Instruction.
Write the data below out exactly as it stands. Do not include the pictures.

Information given.
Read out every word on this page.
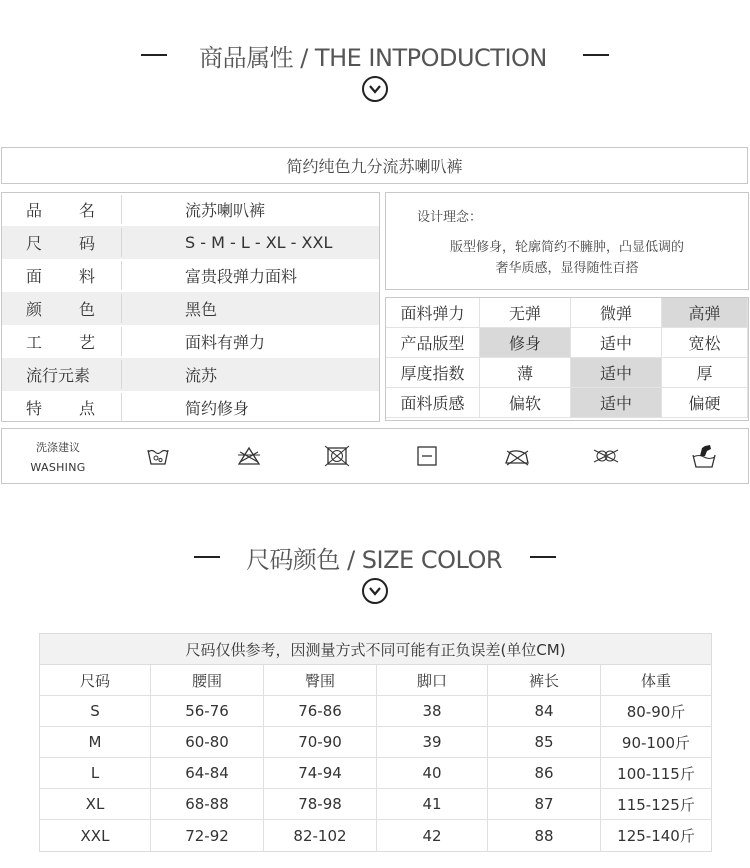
商品属性 / THE INTPODUCTION
简约纯色九分流苏喇叭裤
品 名	流苏喇叭裤
尺 码	S - M - L - XL - XXL
面 料	富贵段弹力面料
颜 色	黑色
工 艺	面料有弹力
流行元素	流苏
特 点	简约修身
设计理念：
版型修身，轮廓简约不臃肿，凸显低调的
奢华质感，显得随性百搭
面料弹力	无弹	微弹	高弹
产品版型	修身	适中	宽松
厚度指数	薄	适中	厚
面料质感	偏软	适中	偏硬
洗涤建议
WASHING
尺码颜色 / SIZE COLOR
尺码仅供参考，因测量方式不同可能有正负误差(单位CM)
尺码	腰围	臀围	脚口	裤长	体重
S	56-76	76-86	38	84	80-90斤
M	60-80	70-90	39	85	90-100斤
L	64-84	74-94	40	86	100-115斤
XL	68-88	78-98	41	87	115-125斤
XXL	72-92	82-102	42	88	125-140斤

The completed task.
Read out every word on this page.
商品属性 / THE INTPODUCTION
简约纯色九分流苏喇叭裤
品 名	流苏喇叭裤
尺 码	S - M - L - XL - XXL
面 料	富贵段弹力面料
颜 色	黑色
工 艺	面料有弹力
流行元素	流苏
特 点	简约修身
设计理念：
版型修身，轮廓简约不臃肿，凸显低调的
奢华质感，显得随性百搭
面料弹力	无弹	微弹	高弹
产品版型	修身	适中	宽松
厚度指数	薄	适中	厚
面料质感	偏软	适中	偏硬
洗涤建议
WASHING
尺码颜色 / SIZE COLOR
尺码仅供参考，因测量方式不同可能有正负误差(单位CM)
尺码	腰围	臀围	脚口	裤长	体重
S	56-76	76-86	38	84	80-90斤
M	60-80	70-90	39	85	90-100斤
L	64-84	74-94	40	86	100-115斤
XL	68-88	78-98	41	87	115-125斤
XXL	72-92	82-102	42	88	125-140斤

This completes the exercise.